- _What you are asked to do_
Quote the entries in full, character for character, without their images.

-- BEGIN Data supplied --

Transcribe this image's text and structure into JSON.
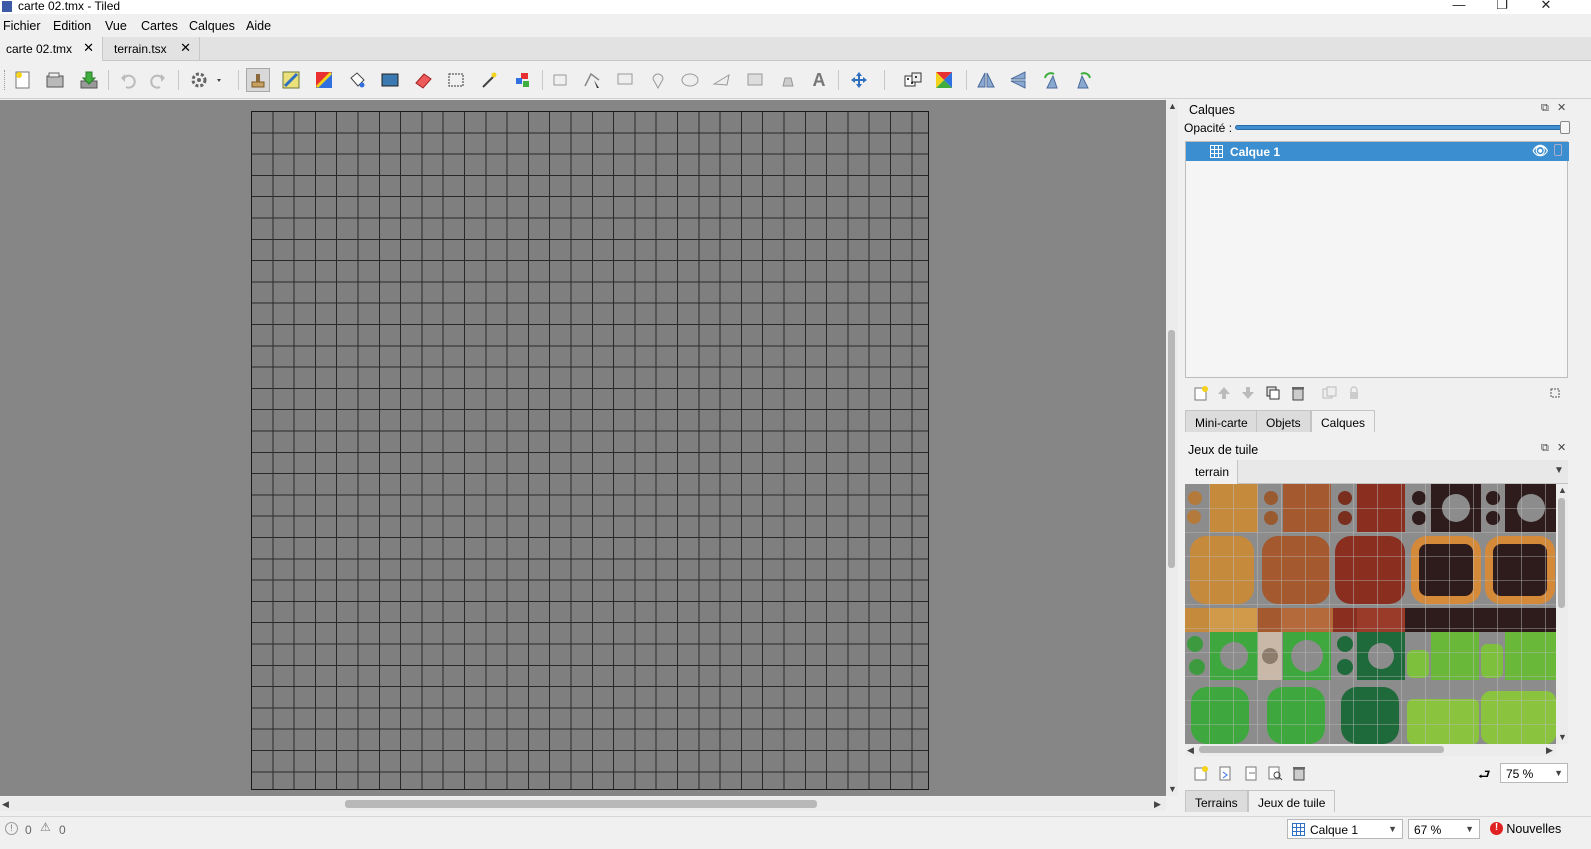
{
  "window": {
    "title": "carte 02.tmx - Tiled",
    "minimize": "—",
    "maximize": "❐",
    "close": "✕"
  },
  "menu": [
    "Fichier",
    "Edition",
    "Vue",
    "Cartes",
    "Calques",
    "Aide"
  ],
  "doc_tabs": [
    {
      "label": "carte 02.tmx",
      "active": true
    },
    {
      "label": "terrain.tsx",
      "active": false
    }
  ],
  "layers_panel": {
    "title": "Calques",
    "opacity_label": "Opacité :",
    "opacity_value": 1.0,
    "layers": [
      {
        "name": "Calque 1",
        "visible": true,
        "selected": true
      }
    ],
    "tabs": [
      {
        "label": "Mini-carte"
      },
      {
        "label": "Objets"
      },
      {
        "label": "Calques",
        "active": true
      }
    ]
  },
  "tilesets_panel": {
    "title": "Jeux de tuile",
    "tileset_tabs": [
      {
        "label": "terrain",
        "active": true
      }
    ],
    "zoom": "75 %",
    "tabs": [
      {
        "label": "Terrains"
      },
      {
        "label": "Jeux de tuile",
        "active": true
      }
    ]
  },
  "status": {
    "errors": "0",
    "warnings": "0",
    "current_layer": "Calque 1",
    "zoom": "67 %",
    "news": "Nouvelles"
  },
  "colors": {
    "accent": "#3b8ed0",
    "canvas_bg": "#868686",
    "map_bg": "#7f7f7f"
  }
}
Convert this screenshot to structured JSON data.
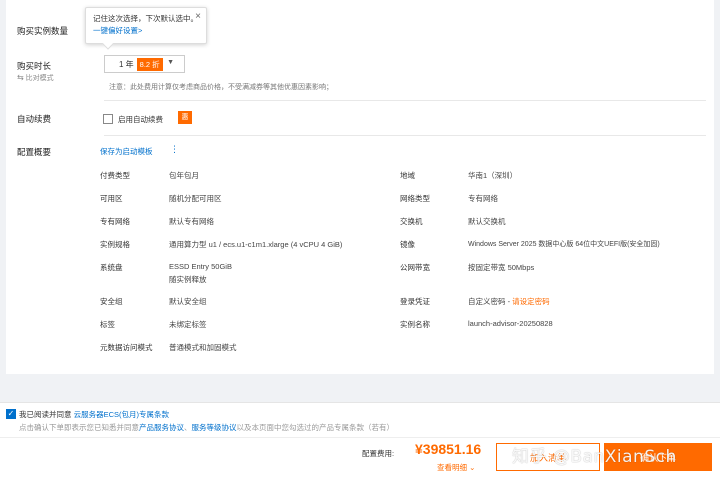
{
  "form": {
    "quantity_label": "购买实例数量",
    "tooltip": {
      "text": "记住这次选择，下次默认选中。",
      "link": "一键偏好设置>",
      "close": "×"
    },
    "duration_label": "购买时长",
    "compare_label": "比对模式",
    "duration_value": "1 年",
    "duration_discount": "8.2 折",
    "duration_note": "注意：此处费用计算仅考虑商品价格，不受满减券等其他优惠因素影响；",
    "autorenew_label": "自动续费",
    "autorenew_option": "启用自动续费",
    "autorenew_tag": "惠",
    "overview_label": "配置概要",
    "save_template": "保存为启动模板"
  },
  "config": [
    {
      "key": "付费类型",
      "value": "包年包月"
    },
    {
      "key": "地域",
      "value": "华南1（深圳）"
    },
    {
      "key": "可用区",
      "value": "随机分配可用区"
    },
    {
      "key": "网络类型",
      "value": "专有网络"
    },
    {
      "key": "专有网络",
      "value": "默认专有网络"
    },
    {
      "key": "交换机",
      "value": "默认交换机"
    },
    {
      "key": "实例规格",
      "value": "通用算力型 u1 / ecs.u1-c1m1.xlarge (4 vCPU 4 GiB)"
    },
    {
      "key": "镜像",
      "value": "Windows Server 2025 数据中心版 64位中文UEFI版(安全加固)"
    },
    {
      "key": "系统盘",
      "value": "ESSD Entry 50GiB",
      "value2": "随实例释放"
    },
    {
      "key": "公网带宽",
      "value": "按固定带宽 50Mbps"
    },
    {
      "key": "安全组",
      "value": "默认安全组"
    },
    {
      "key": "登录凭证",
      "value": "自定义密码 - ",
      "value_highlight": "请设定密码"
    },
    {
      "key": "标签",
      "value": "未绑定标签"
    },
    {
      "key": "实例名称",
      "value": "launch-advisor-20250828"
    },
    {
      "key": "元数据访问模式",
      "value": "普通模式和加固模式"
    }
  ],
  "footer": {
    "agree_prefix": "我已阅读并同意",
    "agree_link": "云服务器ECS(包月)专属条款",
    "notice_prefix": "点击确认下单即表示您已知悉并同意",
    "notice_link1": "产品服务协议",
    "notice_sep": "、",
    "notice_link2": "服务等级协议",
    "notice_suffix": "以及本页面中您勾选过的产品专属条款（若有）",
    "fee_label": "配置费用:",
    "price": "¥39851.16",
    "detail_link": "查看明细",
    "cart_button": "加入清单",
    "buy_button": "确认下单",
    "watermark": "知乎 @BanXianSch"
  },
  "colors": {
    "accent": "#ff6a00",
    "link": "#0070cc"
  }
}
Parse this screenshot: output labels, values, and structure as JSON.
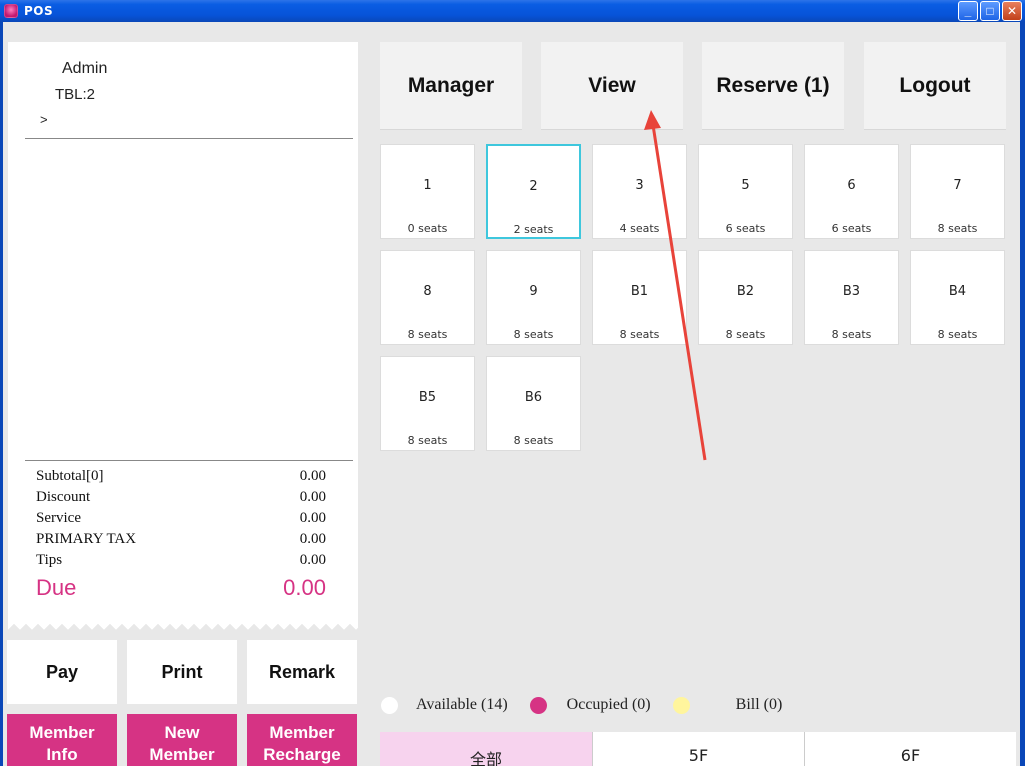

-- END Data supplied --

- _Solution for this problem_
Transcribe this image's text and structure into JSON.
{
  "window": {
    "title": "carte 02.tmx - Tiled",
    "minimize": "—",
    "maximize": "❐",
    "close": "✕"
  },
  "menu": [
    "Fichier",
    "Edition",
    "Vue",
    "Cartes",
    "Calques",
    "Aide"
  ],
  "doc_tabs": [
    {
      "label": "carte 02.tmx",
      "active": true
    },
    {
      "label": "terrain.tsx",
      "active": false
    }
  ],
  "layers_panel": {
    "title": "Calques",
    "opacity_label": "Opacité :",
    "opacity_value": 1.0,
    "layers": [
      {
        "name": "Calque 1",
        "visible": true,
        "selected": true
      }
    ],
    "tabs": [
      {
        "label": "Mini-carte"
      },
      {
        "label": "Objets"
      },
      {
        "label": "Calques",
        "active": true
      }
    ]
  },
  "tilesets_panel": {
    "title": "Jeux de tuile",
    "tileset_tabs": [
      {
        "label": "terrain",
        "active": true
      }
    ],
    "zoom": "75 %",
    "tabs": [
      {
        "label": "Terrains"
      },
      {
        "label": "Jeux de tuile",
        "active": true
      }
    ]
  },
  "status": {
    "errors": "0",
    "warnings": "0",
    "current_layer": "Calque 1",
    "zoom": "67 %",
    "news": "Nouvelles"
  },
  "colors": {
    "accent": "#3b8ed0",
    "canvas_bg": "#868686",
    "map_bg": "#7f7f7f"
  }
}
Convert this screenshot to structured JSON data.
{
  "form": {
    "quantity_label": "购买实例数量",
    "tooltip": {
      "text": "记住这次选择，下次默认选中。",
      "link": "一键偏好设置>",
      "close": "×"
    },
    "duration_label": "购买时长",
    "compare_label": "比对模式",
    "duration_value": "1 年",
    "duration_discount": "8.2 折",
    "duration_note": "注意：此处费用计算仅考虑商品价格，不受满减券等其他优惠因素影响；",
    "autorenew_label": "自动续费",
    "autorenew_option": "启用自动续费",
    "autorenew_tag": "惠",
    "overview_label": "配置概要",
    "save_template": "保存为启动模板"
  },
  "config": [
    {
      "key": "付费类型",
      "value": "包年包月"
    },
    {
      "key": "地域",
      "value": "华南1（深圳）"
    },
    {
      "key": "可用区",
      "value": "随机分配可用区"
    },
    {
      "key": "网络类型",
      "value": "专有网络"
    },
    {
      "key": "专有网络",
      "value": "默认专有网络"
    },
    {
      "key": "交换机",
      "value": "默认交换机"
    },
    {
      "key": "实例规格",
      "value": "通用算力型 u1 / ecs.u1-c1m1.xlarge (4 vCPU 4 GiB)"
    },
    {
      "key": "镜像",
      "value": "Windows Server 2025 数据中心版 64位中文UEFI版(安全加固)"
    },
    {
      "key": "系统盘",
      "value": "ESSD Entry 50GiB",
      "value2": "随实例释放"
    },
    {
      "key": "公网带宽",
      "value": "按固定带宽 50Mbps"
    },
    {
      "key": "安全组",
      "value": "默认安全组"
    },
    {
      "key": "登录凭证",
      "value": "自定义密码 - ",
      "value_highlight": "请设定密码"
    },
    {
      "key": "标签",
      "value": "未绑定标签"
    },
    {
      "key": "实例名称",
      "value": "launch-advisor-20250828"
    },
    {
      "key": "元数据访问模式",
      "value": "普通模式和加固模式"
    }
  ],
  "footer": {
    "agree_prefix": "我已阅读并同意",
    "agree_link": "云服务器ECS(包月)专属条款",
    "notice_prefix": "点击确认下单即表示您已知悉并同意",
    "notice_link1": "产品服务协议",
    "notice_sep": "、",
    "notice_link2": "服务等级协议",
    "notice_suffix": "以及本页面中您勾选过的产品专属条款（若有）",
    "fee_label": "配置费用:",
    "price": "¥39851.16",
    "detail_link": "查看明细",
    "cart_button": "加入清单",
    "buy_button": "确认下单",
    "watermark": "知乎 @BanXianSch"
  },
  "colors": {
    "accent": "#ff6a00",
    "link": "#0070cc"
  }
}
Parse this screenshot: output labels, values, and structure as JSON.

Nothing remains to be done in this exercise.